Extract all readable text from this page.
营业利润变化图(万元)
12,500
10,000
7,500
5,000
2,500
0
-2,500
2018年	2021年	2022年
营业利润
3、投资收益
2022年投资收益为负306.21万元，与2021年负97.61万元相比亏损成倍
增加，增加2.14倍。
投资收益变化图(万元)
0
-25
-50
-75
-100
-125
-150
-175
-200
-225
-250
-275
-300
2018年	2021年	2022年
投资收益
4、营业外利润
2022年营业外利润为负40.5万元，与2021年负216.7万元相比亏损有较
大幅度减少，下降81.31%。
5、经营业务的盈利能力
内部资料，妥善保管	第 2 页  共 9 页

============

=== Instructions for the task ===
Working from the material above, retype it in its entirety without change.

=== Task output ===
Extract all readable text from this page.
营业利润变化图(万元)
12,500
10,000
7,500
5,000
2,500
0
-2,500
2018年	2021年	2022年
营业利润
3、投资收益
2022年投资收益为负306.21万元，与2021年负97.61万元相比亏损成倍
增加，增加2.14倍。
投资收益变化图(万元)
0
-25
-50
-75
-100
-125
-150
-175
-200
-225
-250
-275
-300
2018年	2021年	2022年
投资收益
4、营业外利润
2022年营业外利润为负40.5万元，与2021年负216.7万元相比亏损有较
大幅度减少，下降81.31%。
5、经营业务的盈利能力
内部资料，妥善保管	第 2 页  共 9 页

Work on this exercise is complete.